-- start of DATA LINES --

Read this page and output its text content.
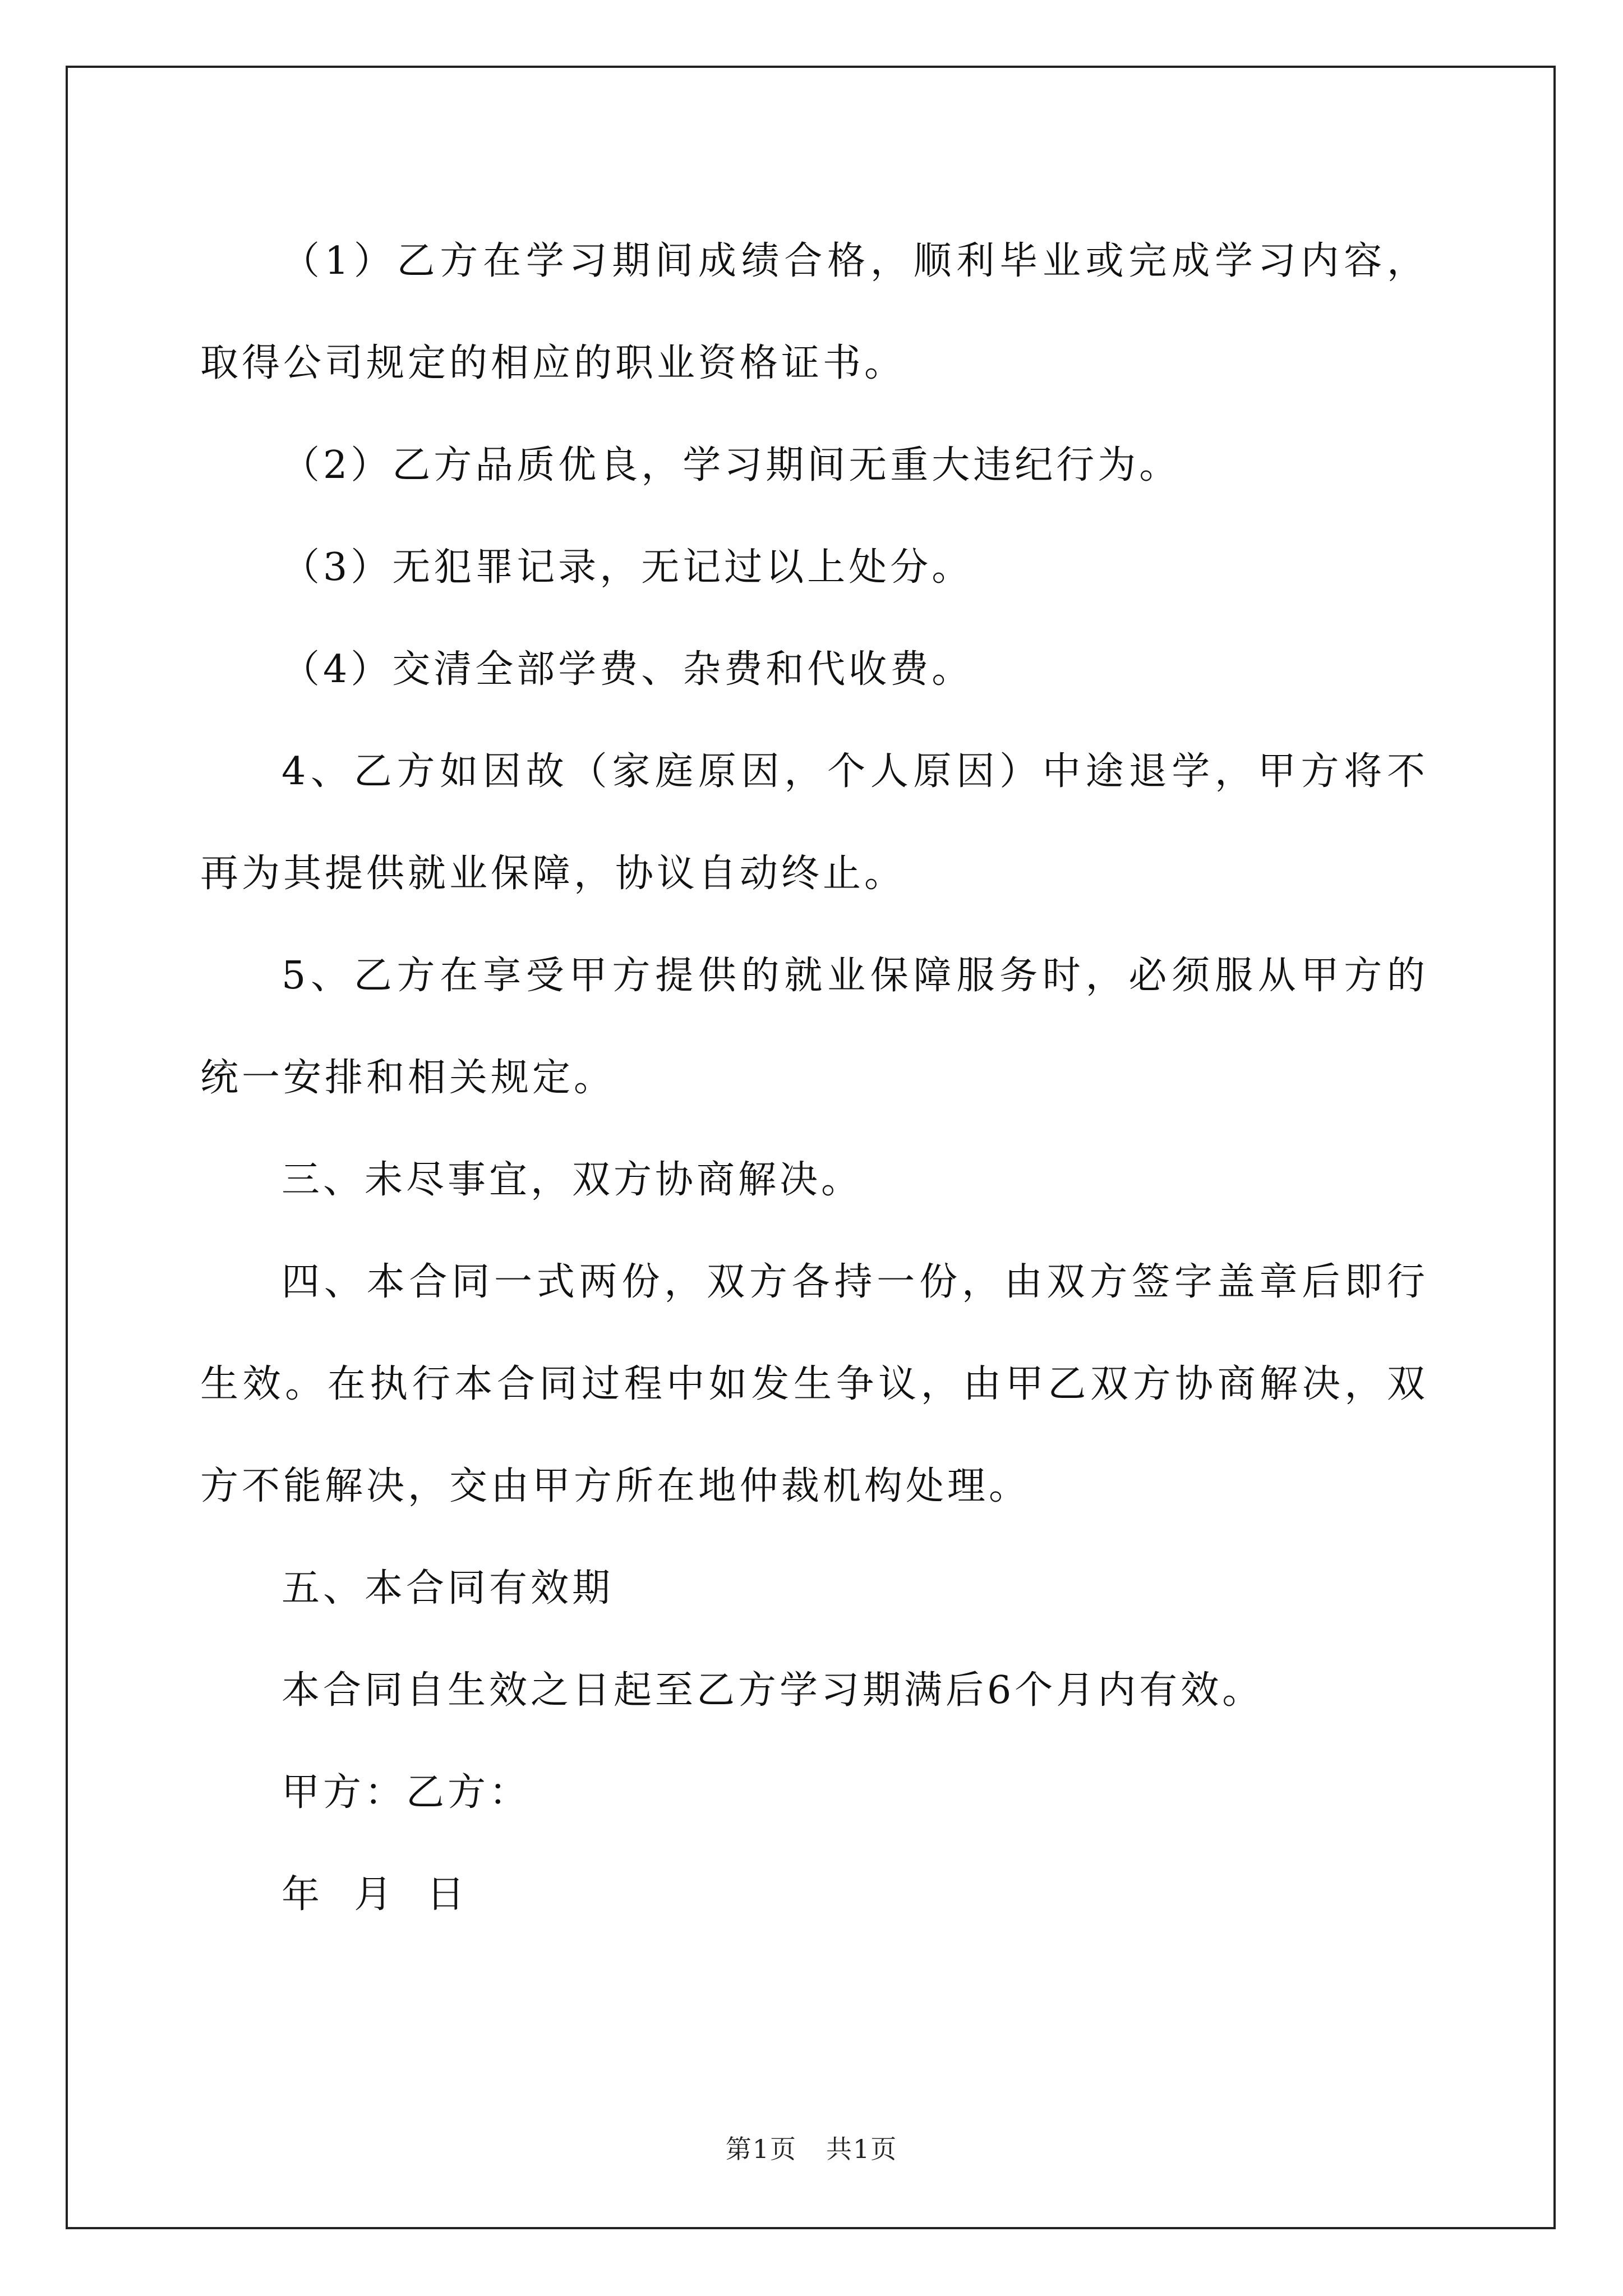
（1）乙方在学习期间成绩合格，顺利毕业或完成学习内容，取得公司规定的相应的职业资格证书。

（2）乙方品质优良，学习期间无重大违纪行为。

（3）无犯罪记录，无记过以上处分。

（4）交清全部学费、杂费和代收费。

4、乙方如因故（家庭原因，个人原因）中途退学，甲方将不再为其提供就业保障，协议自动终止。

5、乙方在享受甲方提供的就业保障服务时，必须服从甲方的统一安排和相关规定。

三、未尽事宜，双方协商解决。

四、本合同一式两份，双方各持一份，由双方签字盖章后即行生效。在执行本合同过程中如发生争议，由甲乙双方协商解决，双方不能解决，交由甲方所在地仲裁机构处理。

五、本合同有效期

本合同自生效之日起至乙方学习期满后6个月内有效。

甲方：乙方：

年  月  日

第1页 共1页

-- end of DATA LINES --
-- start of DATA LINES --

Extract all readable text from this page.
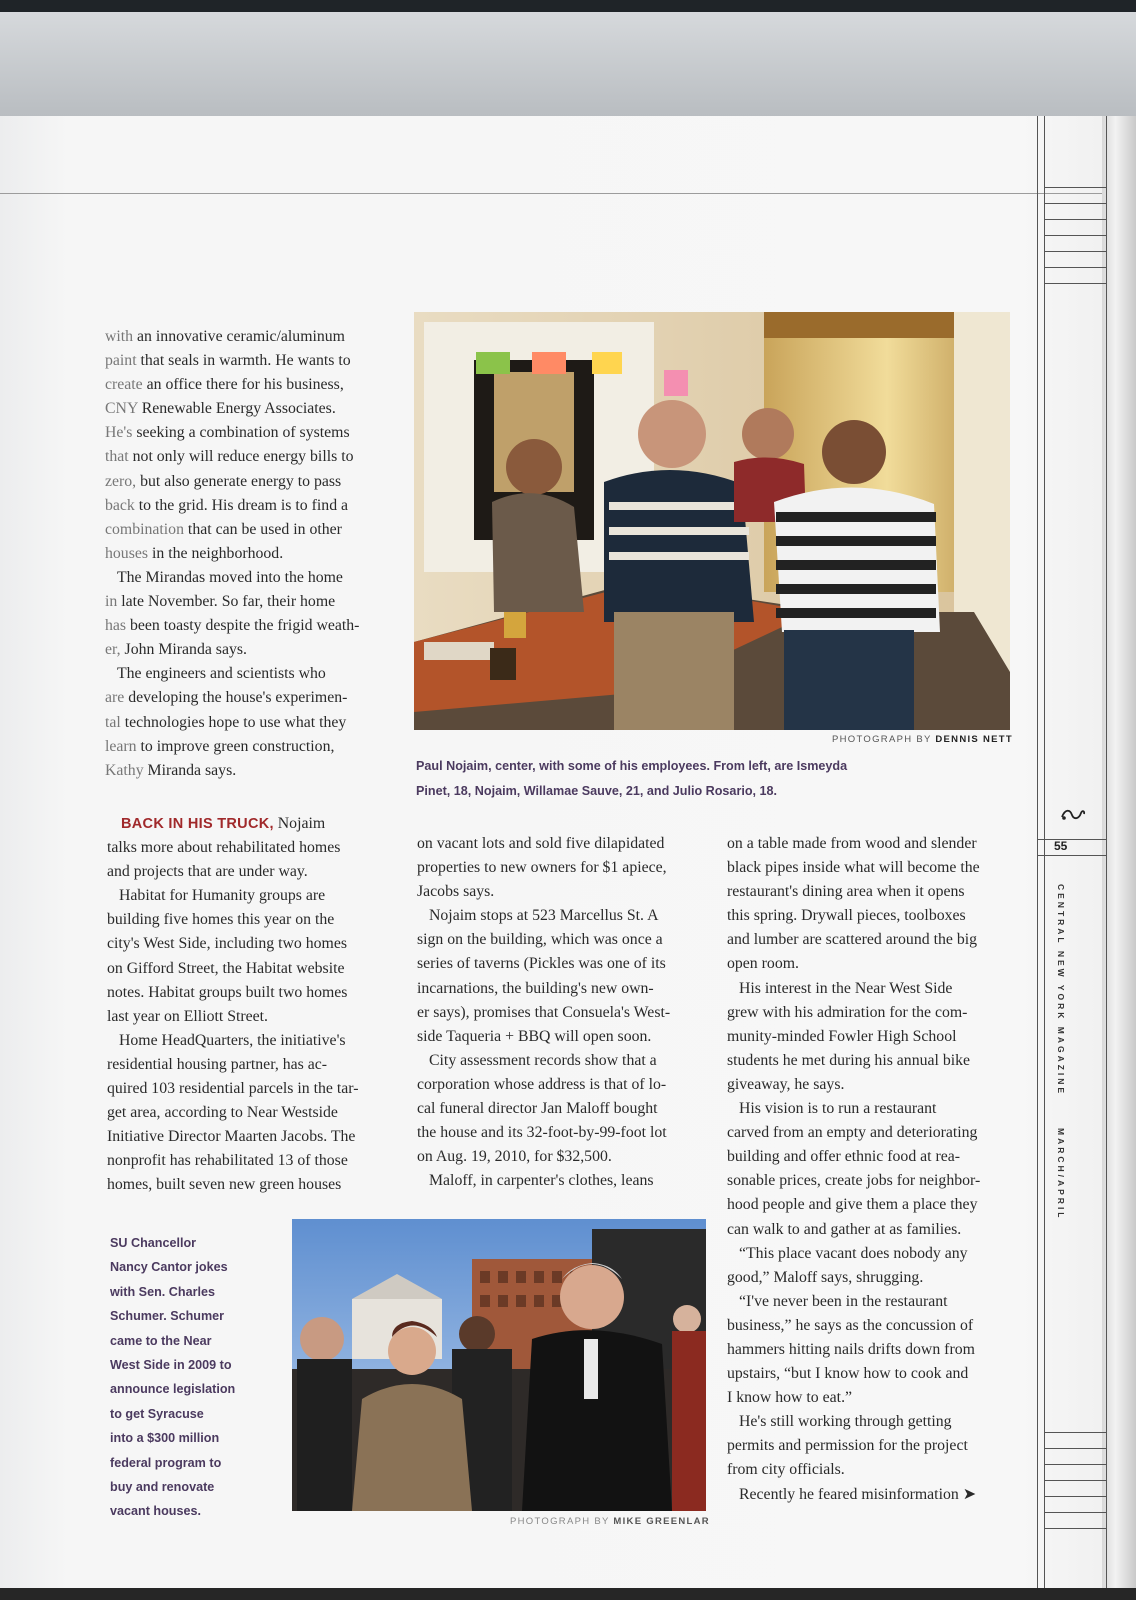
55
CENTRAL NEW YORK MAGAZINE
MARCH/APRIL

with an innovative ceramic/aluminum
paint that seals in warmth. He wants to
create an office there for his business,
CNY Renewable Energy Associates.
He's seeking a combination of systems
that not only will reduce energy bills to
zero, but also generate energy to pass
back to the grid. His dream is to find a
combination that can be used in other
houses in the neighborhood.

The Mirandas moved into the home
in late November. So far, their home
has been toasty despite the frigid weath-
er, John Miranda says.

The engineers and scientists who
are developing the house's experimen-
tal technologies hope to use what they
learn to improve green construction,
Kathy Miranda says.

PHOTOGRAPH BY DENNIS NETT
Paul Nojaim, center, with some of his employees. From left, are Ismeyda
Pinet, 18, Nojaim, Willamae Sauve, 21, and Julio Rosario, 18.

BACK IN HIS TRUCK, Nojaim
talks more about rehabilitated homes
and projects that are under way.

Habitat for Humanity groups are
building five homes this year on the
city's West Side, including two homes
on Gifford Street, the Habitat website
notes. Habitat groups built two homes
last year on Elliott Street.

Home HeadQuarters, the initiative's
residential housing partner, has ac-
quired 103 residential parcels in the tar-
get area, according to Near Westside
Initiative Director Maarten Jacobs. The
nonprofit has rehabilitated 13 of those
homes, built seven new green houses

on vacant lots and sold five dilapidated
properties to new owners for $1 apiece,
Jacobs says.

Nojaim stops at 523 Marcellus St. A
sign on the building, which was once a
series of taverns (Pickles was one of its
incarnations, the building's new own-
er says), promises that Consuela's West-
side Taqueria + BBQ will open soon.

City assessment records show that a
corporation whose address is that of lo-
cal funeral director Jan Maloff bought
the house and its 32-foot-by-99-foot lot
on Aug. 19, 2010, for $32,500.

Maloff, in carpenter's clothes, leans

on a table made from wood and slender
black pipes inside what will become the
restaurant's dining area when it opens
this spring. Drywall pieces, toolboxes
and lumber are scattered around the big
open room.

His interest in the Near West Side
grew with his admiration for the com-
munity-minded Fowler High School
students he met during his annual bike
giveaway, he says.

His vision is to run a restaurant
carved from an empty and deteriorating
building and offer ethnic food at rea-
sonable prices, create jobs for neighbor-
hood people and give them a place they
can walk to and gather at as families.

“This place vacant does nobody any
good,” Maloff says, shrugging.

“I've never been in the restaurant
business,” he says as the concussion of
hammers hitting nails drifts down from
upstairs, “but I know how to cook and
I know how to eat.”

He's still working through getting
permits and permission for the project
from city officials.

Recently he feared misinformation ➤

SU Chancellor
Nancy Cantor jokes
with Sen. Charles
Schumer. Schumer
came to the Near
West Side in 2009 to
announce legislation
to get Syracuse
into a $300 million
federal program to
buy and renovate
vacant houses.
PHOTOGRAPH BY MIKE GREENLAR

-- end of DATA LINES --
-- start of DATA LINES --

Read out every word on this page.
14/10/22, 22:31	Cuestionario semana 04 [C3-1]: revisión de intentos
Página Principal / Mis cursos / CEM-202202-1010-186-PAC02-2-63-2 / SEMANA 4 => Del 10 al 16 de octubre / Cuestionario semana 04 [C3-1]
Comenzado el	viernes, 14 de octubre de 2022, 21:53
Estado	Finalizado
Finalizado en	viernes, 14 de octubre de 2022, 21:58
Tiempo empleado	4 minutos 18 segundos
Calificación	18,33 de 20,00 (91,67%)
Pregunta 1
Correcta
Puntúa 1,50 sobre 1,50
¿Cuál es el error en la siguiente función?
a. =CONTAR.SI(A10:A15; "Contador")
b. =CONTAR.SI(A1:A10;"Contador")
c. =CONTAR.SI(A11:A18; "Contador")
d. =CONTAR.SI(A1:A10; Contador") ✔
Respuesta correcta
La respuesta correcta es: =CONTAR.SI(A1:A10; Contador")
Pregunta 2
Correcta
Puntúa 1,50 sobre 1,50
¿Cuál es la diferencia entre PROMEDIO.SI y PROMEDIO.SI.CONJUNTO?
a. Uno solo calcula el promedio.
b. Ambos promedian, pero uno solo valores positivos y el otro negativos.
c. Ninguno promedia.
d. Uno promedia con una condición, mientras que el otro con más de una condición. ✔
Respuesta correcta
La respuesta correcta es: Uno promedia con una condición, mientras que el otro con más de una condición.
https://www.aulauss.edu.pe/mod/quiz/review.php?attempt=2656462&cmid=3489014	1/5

-- end of DATA LINES --

* AIM *
Pick out the lines containing the word "year" and show them.

* RESPONSE TO THIS EXERCISE *
building five homes this year on the
last year on Elliott Street.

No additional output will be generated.